■ **EXERCISE BRIEF**
Set down the full listing exactly as given. Any pictures are to be left out.

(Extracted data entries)
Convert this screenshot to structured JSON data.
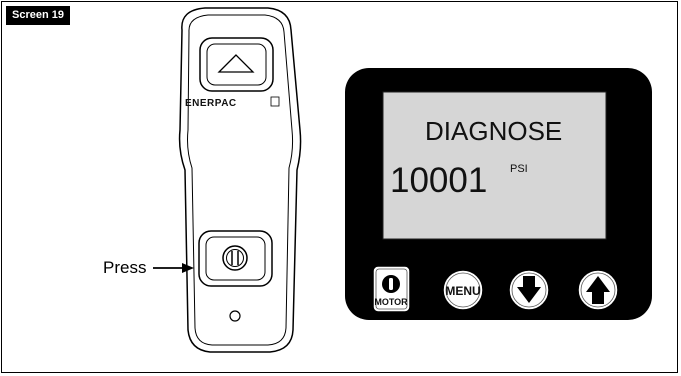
{
  "figure": {
    "tag": "Screen 19",
    "press_label": "Press"
  },
  "pendant": {
    "brand": "ENERPAC",
    "up_icon": "up-triangle-icon",
    "center_button_icon": "rocker-switch-icon",
    "indicator_icon": "led-circle-icon"
  },
  "display": {
    "line1": "DIAGNOSE",
    "value": "10001",
    "unit": "PSI"
  },
  "buttons": {
    "motor_label": "MOTOR",
    "motor_icon": "power-icon",
    "menu_label": "MENU",
    "down_icon": "down-arrow-icon",
    "up_icon": "up-arrow-icon"
  }
}
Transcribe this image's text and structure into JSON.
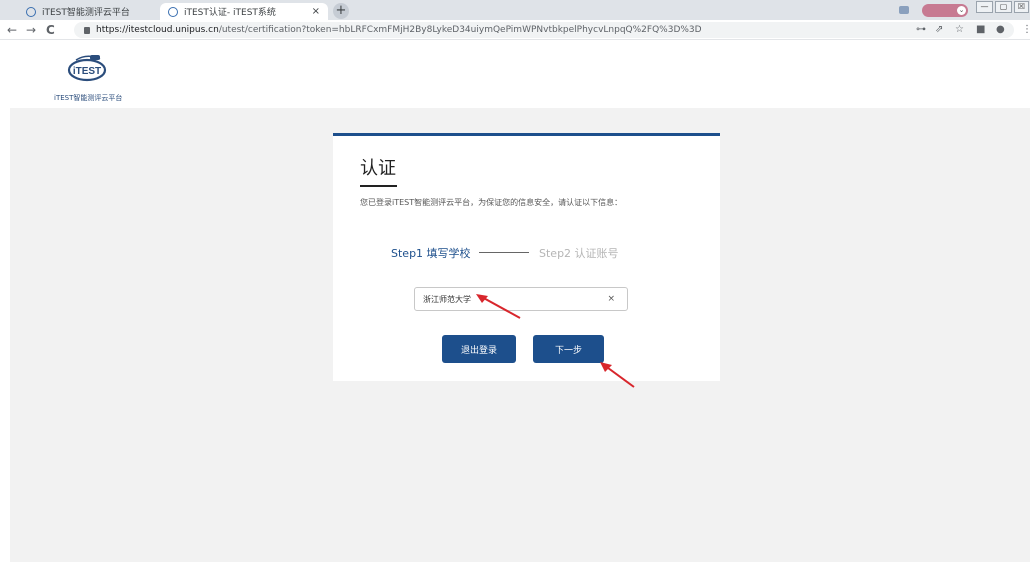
{
  "browser": {
    "tabs": [
      {
        "title": "iTEST智能测评云平台",
        "close": "×"
      },
      {
        "title": "iTEST认证- iTEST系统",
        "close": "×"
      }
    ],
    "new_tab": "+",
    "back": "←",
    "forward": "→",
    "reload": "C",
    "url_host": "https://itestcloud.unipus.cn",
    "url_path": "/utest/certification?token=hbLRFCxmFMjH2By8LykeD34uiymQePimWPNvtbkpelPhycvLnpqQ%2FQ%3D%3D",
    "window_controls": {
      "minimize": "—",
      "maximize": "▢",
      "close": "☒"
    },
    "icons": [
      "key-icon",
      "share-icon",
      "star-icon",
      "sidepanel-icon",
      "profile-icon",
      "menu-icon"
    ]
  },
  "site": {
    "logo_text": "iTEST智能测评云平台",
    "logo_mark_text": "iTEST"
  },
  "card": {
    "title": "认证",
    "description": "您已登录iTEST智能测评云平台，为保证您的信息安全，请认证以下信息：",
    "step1": "Step1 填写学校",
    "step2": "Step2 认证账号",
    "school_value": "浙江师范大学",
    "clear": "×",
    "logout_label": "退出登录",
    "next_label": "下一步"
  },
  "colors": {
    "primary": "#1d4f8c",
    "background": "#f2f2f2",
    "annotation_arrow": "#d8262c"
  }
}
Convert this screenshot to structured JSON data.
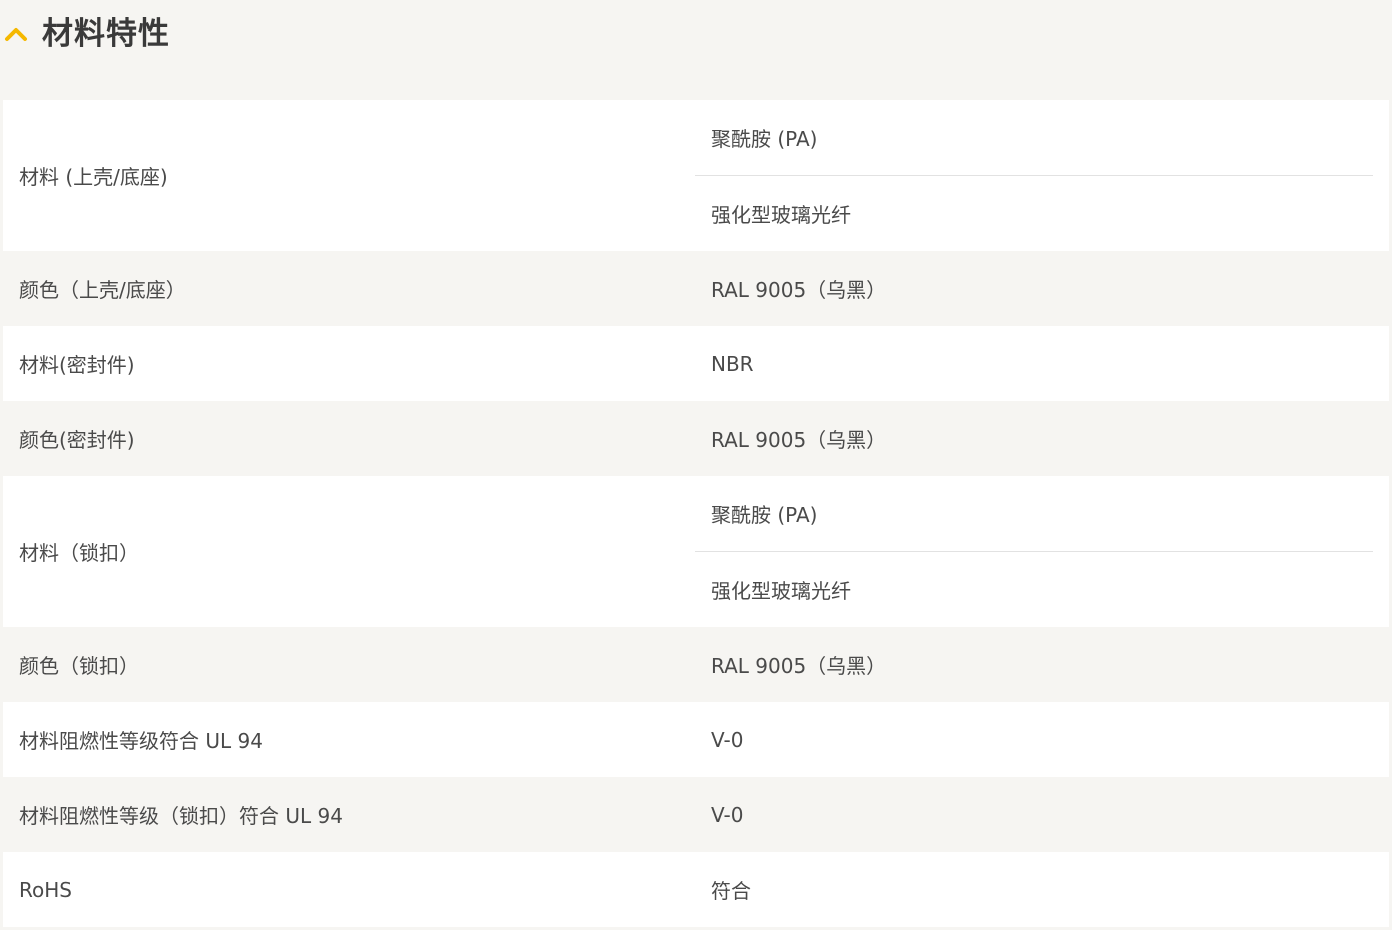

■ **RESULT**
Convert this screenshot to structured JSON data.
{
  "figure": {
    "tag": "Screen 19",
    "press_label": "Press"
  },
  "pendant": {
    "brand": "ENERPAC",
    "up_icon": "up-triangle-icon",
    "center_button_icon": "rocker-switch-icon",
    "indicator_icon": "led-circle-icon"
  },
  "display": {
    "line1": "DIAGNOSE",
    "value": "10001",
    "unit": "PSI"
  },
  "buttons": {
    "motor_label": "MOTOR",
    "motor_icon": "power-icon",
    "menu_label": "MENU",
    "down_icon": "down-arrow-icon",
    "up_icon": "up-arrow-icon"
  }
}
Transcribe this image's text and structure into JSON.
{
  "browser": {
    "tabs": [
      {
        "title": "iTEST智能测评云平台",
        "close": "×"
      },
      {
        "title": "iTEST认证- iTEST系统",
        "close": "×"
      }
    ],
    "new_tab": "+",
    "back": "←",
    "forward": "→",
    "reload": "C",
    "url_host": "https://itestcloud.unipus.cn",
    "url_path": "/utest/certification?token=hbLRFCxmFMjH2By8LykeD34uiymQePimWPNvtbkpelPhycvLnpqQ%2FQ%3D%3D",
    "window_controls": {
      "minimize": "—",
      "maximize": "▢",
      "close": "☒"
    },
    "icons": [
      "key-icon",
      "share-icon",
      "star-icon",
      "sidepanel-icon",
      "profile-icon",
      "menu-icon"
    ]
  },
  "site": {
    "logo_text": "iTEST智能测评云平台",
    "logo_mark_text": "iTEST"
  },
  "card": {
    "title": "认证",
    "description": "您已登录iTEST智能测评云平台，为保证您的信息安全，请认证以下信息：",
    "step1": "Step1 填写学校",
    "step2": "Step2 认证账号",
    "school_value": "浙江师范大学",
    "clear": "×",
    "logout_label": "退出登录",
    "next_label": "下一步"
  },
  "colors": {
    "primary": "#1d4f8c",
    "background": "#f2f2f2",
    "annotation_arrow": "#d8262c"
  }
}
Convert this screenshot to structured JSON data.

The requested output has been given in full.